* What is asked *
Return each line that holds the word "label".
Start of Exercise inputs
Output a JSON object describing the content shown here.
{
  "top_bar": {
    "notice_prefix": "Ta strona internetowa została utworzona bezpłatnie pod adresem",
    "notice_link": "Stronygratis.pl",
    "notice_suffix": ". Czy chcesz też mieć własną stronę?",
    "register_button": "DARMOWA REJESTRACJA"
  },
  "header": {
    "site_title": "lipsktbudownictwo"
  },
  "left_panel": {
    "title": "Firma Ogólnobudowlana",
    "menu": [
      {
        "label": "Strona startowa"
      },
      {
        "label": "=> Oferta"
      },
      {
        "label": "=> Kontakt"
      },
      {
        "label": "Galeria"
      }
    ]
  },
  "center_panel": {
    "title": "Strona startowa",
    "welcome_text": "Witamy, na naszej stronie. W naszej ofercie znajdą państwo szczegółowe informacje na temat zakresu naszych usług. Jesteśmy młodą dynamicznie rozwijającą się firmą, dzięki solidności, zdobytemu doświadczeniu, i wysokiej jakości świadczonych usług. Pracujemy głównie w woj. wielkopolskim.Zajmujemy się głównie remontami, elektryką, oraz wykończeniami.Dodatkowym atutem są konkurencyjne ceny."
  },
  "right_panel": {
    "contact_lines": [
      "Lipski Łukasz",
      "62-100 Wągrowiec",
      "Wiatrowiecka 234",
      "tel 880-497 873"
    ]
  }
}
End of Exercise inputs
* Solution to this task *
        "label": "Strona startowa"
        "label": "=> Oferta"
        "label": "=> Kontakt"
        "label": "Galeria"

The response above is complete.